── Supplied information ──
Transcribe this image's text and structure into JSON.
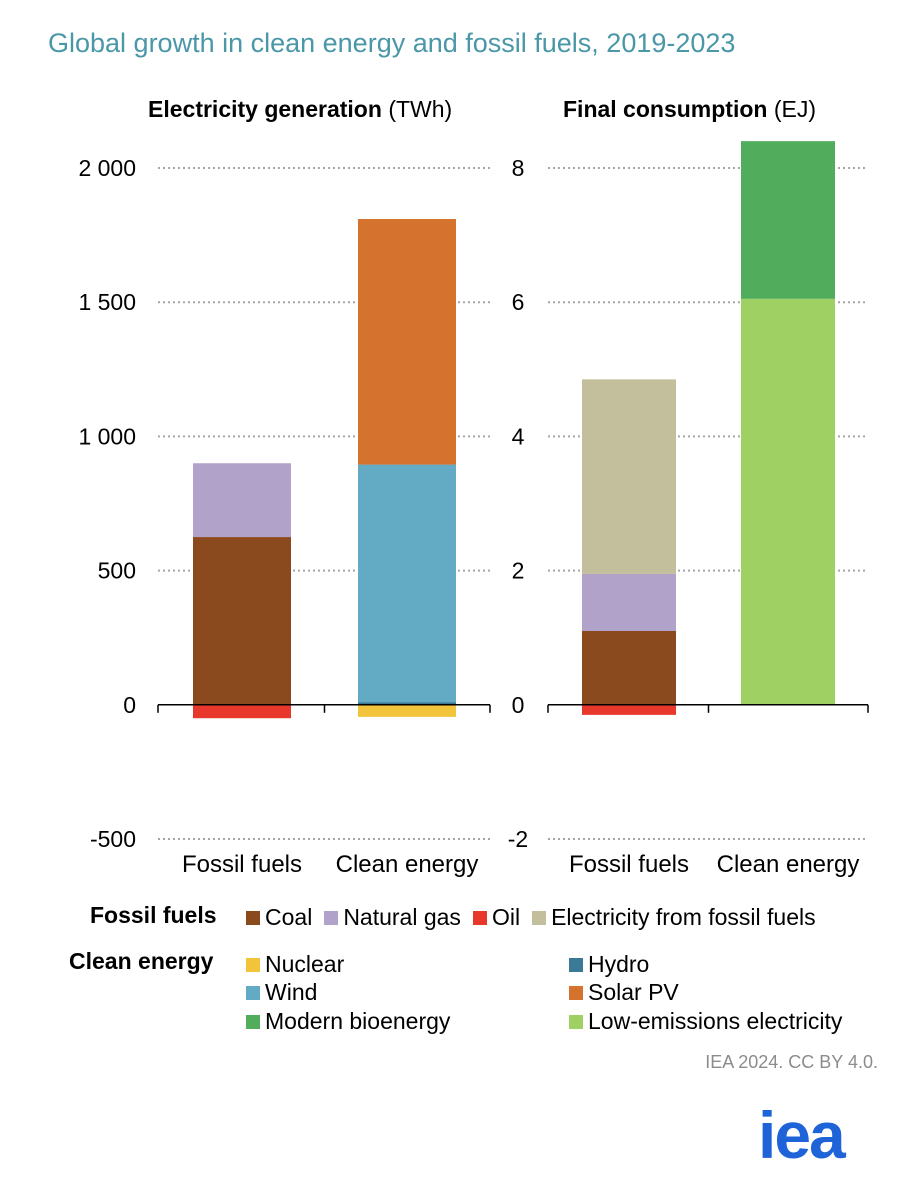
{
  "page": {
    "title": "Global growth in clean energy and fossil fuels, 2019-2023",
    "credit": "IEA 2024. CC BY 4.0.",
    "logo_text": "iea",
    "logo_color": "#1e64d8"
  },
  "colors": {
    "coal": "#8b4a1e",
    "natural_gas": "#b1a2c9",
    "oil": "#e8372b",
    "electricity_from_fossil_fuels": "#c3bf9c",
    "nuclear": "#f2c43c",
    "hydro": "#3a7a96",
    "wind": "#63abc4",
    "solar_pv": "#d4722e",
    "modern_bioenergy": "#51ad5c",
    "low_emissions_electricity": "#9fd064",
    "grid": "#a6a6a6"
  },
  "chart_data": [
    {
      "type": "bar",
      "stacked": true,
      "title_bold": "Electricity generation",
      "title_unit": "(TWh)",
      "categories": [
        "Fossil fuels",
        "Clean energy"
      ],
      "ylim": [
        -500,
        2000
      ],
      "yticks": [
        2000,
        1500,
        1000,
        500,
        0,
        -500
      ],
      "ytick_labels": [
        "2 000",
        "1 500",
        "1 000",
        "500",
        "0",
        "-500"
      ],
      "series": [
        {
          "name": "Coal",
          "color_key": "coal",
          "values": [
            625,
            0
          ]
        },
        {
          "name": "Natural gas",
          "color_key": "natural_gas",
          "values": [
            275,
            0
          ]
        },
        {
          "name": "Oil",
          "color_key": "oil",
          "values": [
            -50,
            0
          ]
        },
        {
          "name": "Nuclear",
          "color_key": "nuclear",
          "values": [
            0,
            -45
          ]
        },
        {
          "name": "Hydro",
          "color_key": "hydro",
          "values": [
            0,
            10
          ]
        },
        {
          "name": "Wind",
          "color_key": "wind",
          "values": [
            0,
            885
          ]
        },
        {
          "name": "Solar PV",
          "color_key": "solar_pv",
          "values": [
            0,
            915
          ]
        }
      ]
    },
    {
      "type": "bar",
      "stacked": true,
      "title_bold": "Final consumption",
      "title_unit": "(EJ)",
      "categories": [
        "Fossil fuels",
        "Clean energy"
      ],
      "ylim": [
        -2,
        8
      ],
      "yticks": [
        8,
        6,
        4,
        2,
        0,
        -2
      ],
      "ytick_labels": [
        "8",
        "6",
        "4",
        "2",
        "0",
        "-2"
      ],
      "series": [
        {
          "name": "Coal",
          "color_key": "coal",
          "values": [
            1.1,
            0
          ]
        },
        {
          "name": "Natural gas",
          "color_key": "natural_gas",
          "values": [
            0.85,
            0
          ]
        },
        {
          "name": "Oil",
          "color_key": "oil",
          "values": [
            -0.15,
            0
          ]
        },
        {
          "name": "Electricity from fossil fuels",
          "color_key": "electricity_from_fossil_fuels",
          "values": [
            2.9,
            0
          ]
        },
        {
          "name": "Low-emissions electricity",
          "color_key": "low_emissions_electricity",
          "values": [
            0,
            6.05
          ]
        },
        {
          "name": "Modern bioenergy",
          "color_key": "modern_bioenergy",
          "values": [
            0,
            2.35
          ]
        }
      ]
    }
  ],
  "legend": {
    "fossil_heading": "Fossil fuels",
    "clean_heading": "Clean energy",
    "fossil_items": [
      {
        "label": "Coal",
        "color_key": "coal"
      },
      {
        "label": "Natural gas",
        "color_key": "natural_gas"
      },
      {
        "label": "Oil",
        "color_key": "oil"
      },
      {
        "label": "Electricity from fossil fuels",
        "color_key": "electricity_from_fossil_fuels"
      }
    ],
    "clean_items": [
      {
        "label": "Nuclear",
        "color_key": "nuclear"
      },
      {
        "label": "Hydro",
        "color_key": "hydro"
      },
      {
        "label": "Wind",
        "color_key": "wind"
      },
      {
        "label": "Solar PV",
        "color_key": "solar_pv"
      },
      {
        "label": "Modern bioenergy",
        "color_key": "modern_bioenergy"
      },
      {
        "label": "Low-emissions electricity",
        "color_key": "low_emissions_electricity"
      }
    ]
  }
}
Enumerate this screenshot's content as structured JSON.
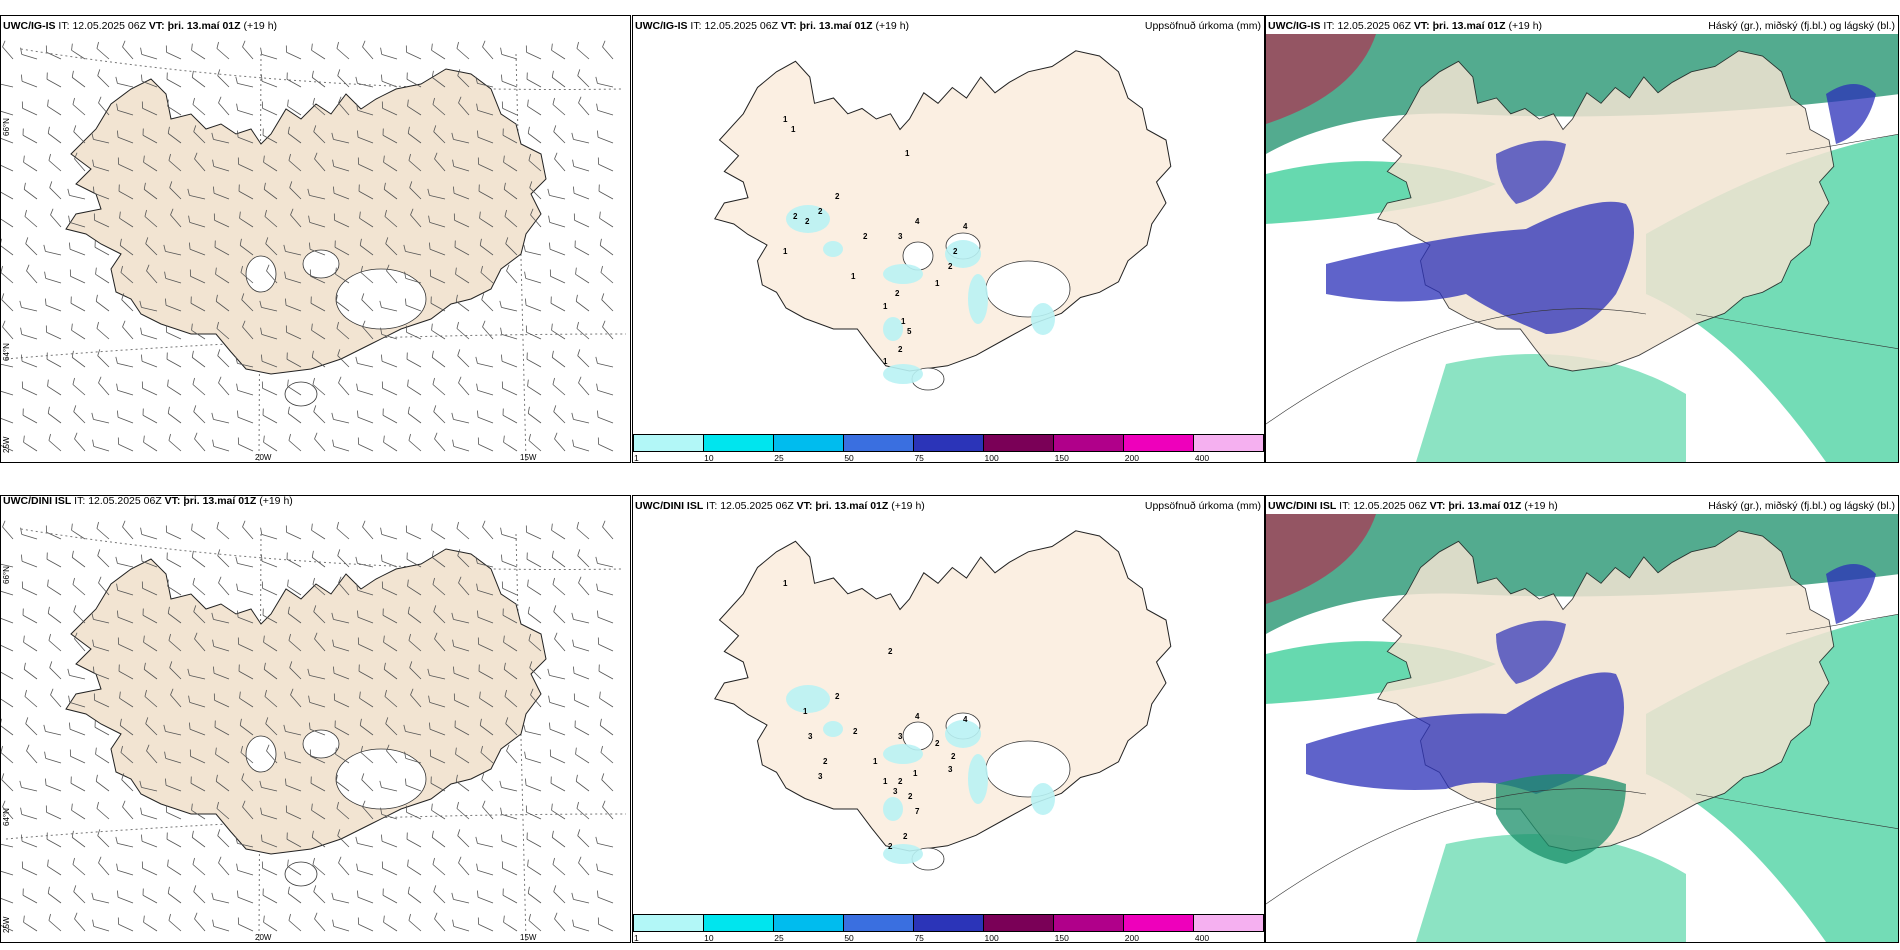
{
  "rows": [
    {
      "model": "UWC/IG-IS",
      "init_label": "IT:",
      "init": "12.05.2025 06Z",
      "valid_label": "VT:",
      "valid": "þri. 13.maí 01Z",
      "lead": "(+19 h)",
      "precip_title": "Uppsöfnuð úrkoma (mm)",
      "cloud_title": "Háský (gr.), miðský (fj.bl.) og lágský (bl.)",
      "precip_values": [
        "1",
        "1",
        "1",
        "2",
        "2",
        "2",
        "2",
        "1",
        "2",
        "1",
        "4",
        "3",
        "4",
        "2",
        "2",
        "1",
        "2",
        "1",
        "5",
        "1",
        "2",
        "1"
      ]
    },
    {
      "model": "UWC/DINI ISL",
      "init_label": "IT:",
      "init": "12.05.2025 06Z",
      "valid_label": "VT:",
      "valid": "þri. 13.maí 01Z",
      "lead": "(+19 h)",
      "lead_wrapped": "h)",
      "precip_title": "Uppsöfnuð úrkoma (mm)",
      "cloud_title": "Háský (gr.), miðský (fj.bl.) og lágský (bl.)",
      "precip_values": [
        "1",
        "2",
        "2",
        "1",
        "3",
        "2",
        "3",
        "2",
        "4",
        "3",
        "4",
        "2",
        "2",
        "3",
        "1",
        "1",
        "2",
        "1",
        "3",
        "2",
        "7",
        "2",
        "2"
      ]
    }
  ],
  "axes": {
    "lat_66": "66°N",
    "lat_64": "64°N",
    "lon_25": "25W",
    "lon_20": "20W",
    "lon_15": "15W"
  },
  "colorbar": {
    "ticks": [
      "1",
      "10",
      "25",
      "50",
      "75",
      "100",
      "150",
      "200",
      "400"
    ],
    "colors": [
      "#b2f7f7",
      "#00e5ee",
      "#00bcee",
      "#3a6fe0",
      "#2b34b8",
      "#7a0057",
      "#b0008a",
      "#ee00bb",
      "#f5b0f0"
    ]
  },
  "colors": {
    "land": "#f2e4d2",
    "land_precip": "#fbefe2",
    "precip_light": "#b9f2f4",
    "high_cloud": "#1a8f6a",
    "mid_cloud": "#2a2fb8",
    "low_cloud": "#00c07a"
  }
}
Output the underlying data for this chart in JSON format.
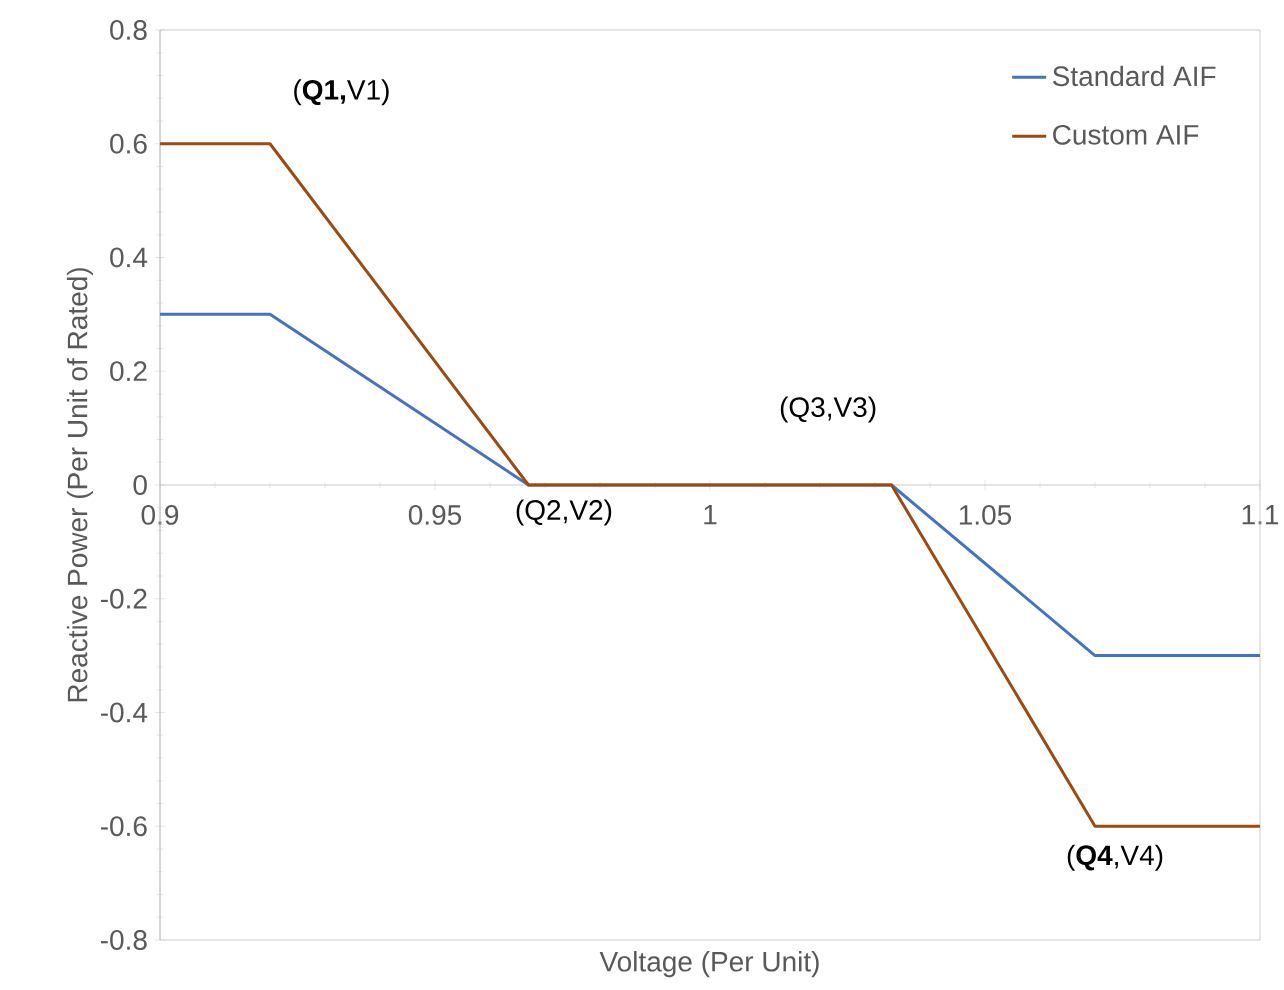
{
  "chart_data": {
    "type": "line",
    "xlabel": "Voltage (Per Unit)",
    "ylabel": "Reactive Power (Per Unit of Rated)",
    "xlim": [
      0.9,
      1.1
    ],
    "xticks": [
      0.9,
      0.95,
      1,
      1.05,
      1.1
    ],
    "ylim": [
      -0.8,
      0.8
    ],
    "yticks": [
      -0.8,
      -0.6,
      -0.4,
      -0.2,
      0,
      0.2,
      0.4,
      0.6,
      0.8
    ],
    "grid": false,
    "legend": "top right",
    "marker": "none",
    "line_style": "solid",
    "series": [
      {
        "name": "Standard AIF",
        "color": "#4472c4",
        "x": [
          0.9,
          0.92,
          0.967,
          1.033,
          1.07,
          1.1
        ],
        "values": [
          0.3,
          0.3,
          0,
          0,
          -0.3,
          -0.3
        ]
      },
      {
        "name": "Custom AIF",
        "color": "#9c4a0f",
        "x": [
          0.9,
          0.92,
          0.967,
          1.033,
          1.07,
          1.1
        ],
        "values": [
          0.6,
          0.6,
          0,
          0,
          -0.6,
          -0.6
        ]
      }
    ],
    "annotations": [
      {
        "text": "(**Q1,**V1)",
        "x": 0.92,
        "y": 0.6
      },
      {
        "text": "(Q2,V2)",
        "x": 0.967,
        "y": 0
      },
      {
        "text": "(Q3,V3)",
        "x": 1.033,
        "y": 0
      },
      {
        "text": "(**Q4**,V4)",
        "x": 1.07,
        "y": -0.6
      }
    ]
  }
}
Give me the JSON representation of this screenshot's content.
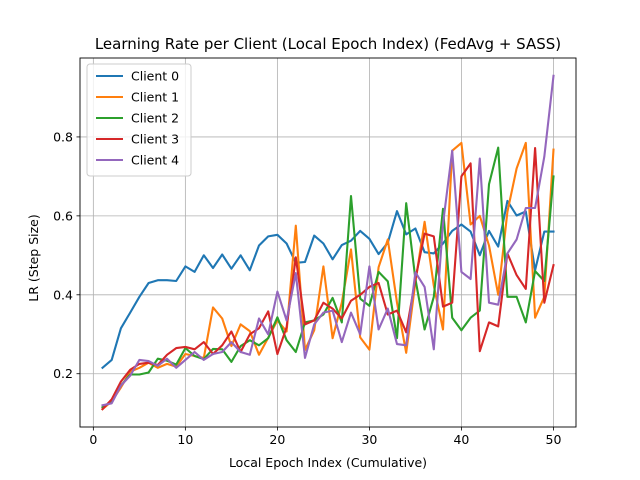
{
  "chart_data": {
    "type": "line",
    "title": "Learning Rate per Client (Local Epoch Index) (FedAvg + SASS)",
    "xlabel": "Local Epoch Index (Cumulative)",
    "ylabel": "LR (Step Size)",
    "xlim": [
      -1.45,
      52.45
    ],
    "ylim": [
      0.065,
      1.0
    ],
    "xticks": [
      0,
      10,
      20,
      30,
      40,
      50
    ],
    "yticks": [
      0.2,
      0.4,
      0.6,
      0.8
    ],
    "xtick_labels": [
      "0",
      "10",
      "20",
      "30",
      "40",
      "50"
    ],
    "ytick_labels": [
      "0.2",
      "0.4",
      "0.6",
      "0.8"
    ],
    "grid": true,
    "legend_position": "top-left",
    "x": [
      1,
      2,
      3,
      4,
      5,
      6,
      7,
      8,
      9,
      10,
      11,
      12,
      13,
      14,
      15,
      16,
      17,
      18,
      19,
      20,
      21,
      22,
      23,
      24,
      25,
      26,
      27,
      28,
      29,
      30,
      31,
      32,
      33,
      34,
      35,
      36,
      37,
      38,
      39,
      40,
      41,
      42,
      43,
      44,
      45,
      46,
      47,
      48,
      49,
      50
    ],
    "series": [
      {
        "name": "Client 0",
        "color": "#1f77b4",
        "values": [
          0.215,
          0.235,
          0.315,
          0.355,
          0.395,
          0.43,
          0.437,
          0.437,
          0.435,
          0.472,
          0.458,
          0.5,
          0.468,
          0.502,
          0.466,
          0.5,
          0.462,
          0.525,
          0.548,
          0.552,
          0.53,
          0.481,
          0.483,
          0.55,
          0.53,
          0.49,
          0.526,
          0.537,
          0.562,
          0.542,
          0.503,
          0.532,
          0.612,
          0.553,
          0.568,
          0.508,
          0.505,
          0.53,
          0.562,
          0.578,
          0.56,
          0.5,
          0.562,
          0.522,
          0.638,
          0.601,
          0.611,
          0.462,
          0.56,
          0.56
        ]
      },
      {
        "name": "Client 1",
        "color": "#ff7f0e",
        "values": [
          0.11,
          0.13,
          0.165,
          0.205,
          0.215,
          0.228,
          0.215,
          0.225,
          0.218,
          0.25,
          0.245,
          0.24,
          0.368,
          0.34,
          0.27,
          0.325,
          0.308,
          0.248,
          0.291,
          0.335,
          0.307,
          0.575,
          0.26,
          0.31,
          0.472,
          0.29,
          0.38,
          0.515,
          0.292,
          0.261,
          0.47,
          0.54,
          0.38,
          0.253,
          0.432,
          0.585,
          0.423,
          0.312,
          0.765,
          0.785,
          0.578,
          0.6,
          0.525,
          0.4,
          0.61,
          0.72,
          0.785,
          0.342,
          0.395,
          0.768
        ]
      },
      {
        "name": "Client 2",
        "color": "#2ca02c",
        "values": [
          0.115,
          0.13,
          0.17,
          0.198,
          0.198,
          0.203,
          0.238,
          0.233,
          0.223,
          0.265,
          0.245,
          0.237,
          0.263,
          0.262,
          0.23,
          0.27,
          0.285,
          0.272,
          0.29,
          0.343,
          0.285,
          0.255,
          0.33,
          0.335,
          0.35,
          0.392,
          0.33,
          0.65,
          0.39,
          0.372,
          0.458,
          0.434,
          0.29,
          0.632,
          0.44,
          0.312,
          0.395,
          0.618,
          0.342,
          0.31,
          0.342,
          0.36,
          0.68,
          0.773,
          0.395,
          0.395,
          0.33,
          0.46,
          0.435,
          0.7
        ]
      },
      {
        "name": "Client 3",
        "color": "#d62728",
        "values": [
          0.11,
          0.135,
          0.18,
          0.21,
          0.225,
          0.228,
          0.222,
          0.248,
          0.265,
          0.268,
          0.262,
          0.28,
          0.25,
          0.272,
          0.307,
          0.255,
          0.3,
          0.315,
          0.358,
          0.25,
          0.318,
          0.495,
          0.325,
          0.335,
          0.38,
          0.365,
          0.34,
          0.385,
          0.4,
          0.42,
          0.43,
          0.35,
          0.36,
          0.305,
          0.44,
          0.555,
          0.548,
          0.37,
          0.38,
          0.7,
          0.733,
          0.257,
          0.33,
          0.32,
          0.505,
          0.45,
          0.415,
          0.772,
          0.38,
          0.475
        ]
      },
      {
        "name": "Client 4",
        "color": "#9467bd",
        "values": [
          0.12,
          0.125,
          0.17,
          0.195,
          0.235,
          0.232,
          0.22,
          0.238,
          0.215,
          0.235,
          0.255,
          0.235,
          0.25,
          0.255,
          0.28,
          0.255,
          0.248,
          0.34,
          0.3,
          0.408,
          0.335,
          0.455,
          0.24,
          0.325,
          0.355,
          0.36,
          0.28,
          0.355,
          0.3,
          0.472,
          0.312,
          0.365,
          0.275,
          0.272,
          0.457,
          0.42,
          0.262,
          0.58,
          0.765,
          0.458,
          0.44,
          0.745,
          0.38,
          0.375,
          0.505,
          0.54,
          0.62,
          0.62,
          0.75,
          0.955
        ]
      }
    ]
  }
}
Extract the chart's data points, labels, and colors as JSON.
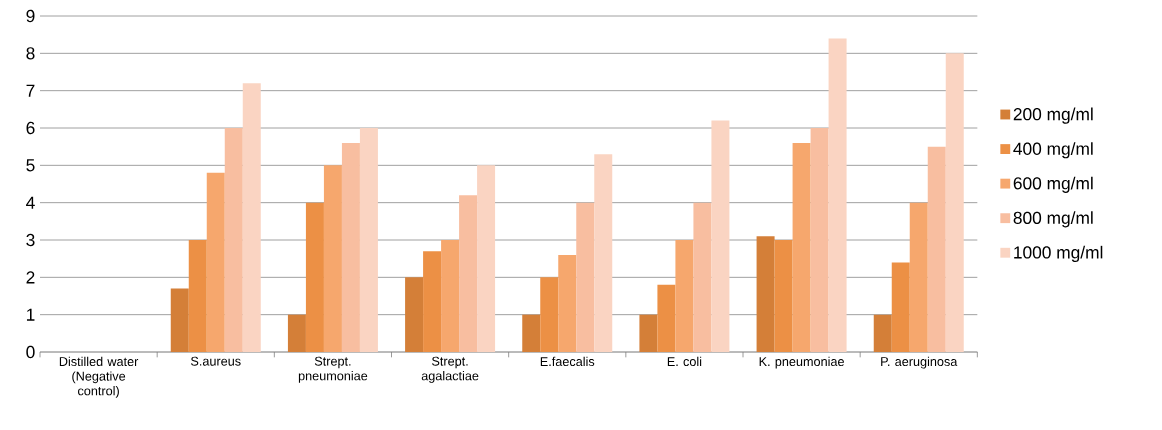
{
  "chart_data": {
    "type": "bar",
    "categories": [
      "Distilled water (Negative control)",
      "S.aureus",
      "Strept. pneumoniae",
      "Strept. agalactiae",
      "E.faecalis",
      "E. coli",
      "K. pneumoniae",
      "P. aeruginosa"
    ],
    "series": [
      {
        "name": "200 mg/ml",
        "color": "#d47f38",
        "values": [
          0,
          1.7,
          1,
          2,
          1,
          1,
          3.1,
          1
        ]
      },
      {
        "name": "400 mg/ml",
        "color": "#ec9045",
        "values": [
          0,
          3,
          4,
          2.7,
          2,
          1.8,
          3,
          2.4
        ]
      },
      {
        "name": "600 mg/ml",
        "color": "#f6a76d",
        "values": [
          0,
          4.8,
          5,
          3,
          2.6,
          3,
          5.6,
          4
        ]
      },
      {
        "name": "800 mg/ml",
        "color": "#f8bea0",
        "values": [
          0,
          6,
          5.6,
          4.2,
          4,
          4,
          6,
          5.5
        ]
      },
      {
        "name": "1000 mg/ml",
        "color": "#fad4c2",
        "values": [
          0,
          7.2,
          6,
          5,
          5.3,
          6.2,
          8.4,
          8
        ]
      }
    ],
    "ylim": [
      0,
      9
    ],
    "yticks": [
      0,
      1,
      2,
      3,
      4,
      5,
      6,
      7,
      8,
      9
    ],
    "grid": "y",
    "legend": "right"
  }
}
───
# [Exercise]
Report the number of lines of the listing above that hold the string "Local", with no other text.

# [Correct answer]
2